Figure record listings
*****
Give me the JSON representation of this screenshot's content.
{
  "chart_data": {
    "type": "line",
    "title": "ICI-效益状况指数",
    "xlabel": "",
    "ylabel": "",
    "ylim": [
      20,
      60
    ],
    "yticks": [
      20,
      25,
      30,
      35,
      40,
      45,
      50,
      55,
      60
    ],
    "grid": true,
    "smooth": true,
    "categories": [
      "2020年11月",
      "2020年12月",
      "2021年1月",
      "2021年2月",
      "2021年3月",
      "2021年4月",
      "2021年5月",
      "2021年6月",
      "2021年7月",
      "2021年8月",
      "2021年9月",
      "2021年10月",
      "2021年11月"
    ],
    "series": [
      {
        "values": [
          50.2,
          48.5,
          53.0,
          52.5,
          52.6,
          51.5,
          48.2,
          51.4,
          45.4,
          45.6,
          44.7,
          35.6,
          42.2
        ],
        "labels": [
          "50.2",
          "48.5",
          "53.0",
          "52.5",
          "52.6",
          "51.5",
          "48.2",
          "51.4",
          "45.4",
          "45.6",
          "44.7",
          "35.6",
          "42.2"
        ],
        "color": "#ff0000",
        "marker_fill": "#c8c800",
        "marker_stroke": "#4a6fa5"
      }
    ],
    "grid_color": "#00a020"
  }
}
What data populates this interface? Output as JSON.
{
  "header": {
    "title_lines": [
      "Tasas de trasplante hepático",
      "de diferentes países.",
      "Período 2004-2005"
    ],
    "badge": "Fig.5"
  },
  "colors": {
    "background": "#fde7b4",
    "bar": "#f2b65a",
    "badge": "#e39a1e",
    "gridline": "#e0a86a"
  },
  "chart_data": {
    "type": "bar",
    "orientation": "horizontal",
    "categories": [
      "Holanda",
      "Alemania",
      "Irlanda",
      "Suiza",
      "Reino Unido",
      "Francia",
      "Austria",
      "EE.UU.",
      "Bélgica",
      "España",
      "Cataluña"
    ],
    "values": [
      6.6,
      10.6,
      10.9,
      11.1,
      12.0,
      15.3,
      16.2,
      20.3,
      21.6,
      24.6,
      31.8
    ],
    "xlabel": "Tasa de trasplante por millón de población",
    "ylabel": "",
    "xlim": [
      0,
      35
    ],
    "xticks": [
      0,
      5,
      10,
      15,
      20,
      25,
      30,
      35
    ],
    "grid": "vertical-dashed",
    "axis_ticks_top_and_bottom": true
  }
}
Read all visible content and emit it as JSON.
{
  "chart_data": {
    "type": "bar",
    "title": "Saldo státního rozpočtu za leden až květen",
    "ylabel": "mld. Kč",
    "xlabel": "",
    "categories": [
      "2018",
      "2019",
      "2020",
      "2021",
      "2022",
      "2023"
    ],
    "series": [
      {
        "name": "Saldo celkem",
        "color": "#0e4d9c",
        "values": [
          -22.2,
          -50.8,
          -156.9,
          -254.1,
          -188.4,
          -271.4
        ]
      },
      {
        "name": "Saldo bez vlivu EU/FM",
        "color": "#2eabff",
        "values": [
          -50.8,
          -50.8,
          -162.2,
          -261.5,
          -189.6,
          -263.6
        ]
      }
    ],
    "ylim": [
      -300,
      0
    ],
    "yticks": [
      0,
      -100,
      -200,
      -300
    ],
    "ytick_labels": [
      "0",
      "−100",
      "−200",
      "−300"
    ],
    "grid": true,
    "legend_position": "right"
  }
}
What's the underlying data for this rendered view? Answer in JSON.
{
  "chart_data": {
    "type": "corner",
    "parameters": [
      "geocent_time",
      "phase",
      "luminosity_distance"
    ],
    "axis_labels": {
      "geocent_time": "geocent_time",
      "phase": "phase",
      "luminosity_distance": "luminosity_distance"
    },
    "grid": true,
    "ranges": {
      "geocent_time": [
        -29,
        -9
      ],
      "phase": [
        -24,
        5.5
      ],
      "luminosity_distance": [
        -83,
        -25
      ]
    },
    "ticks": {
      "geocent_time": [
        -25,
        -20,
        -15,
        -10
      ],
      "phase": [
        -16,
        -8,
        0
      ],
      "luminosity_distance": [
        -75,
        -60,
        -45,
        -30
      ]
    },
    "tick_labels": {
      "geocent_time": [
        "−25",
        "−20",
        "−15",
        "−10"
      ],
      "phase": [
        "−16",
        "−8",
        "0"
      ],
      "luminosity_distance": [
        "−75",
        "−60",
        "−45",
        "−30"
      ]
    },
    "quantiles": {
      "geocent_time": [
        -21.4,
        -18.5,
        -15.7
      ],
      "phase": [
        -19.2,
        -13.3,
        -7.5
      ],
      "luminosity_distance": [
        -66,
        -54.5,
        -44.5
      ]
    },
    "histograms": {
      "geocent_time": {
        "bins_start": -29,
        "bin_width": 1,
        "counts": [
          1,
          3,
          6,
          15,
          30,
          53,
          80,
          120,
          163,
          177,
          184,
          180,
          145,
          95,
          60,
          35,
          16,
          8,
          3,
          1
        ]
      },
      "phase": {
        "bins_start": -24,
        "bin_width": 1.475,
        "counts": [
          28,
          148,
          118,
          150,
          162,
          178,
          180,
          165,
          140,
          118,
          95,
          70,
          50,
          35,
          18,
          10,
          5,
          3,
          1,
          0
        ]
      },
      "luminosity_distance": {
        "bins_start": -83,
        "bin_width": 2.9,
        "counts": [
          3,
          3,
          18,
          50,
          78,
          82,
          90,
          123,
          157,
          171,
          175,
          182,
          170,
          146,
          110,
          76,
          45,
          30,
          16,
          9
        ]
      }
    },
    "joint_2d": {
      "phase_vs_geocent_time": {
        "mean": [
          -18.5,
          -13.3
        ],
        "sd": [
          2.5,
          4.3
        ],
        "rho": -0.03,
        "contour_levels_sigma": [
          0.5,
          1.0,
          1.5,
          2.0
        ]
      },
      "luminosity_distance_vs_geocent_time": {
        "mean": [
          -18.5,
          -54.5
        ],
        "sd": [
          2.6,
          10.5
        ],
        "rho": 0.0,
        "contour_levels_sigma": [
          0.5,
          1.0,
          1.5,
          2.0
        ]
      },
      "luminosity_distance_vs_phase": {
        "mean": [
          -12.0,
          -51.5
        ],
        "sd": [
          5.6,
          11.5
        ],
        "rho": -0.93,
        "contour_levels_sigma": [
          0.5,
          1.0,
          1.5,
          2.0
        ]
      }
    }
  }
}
*****
SET TASK → Identify every line above that includes the word "trasplante", and show those lines.

ANSWER TO THIS TASK →
      "Tasas de trasplante hepático",
    "xlabel": "Tasa de trasplante por millón de población",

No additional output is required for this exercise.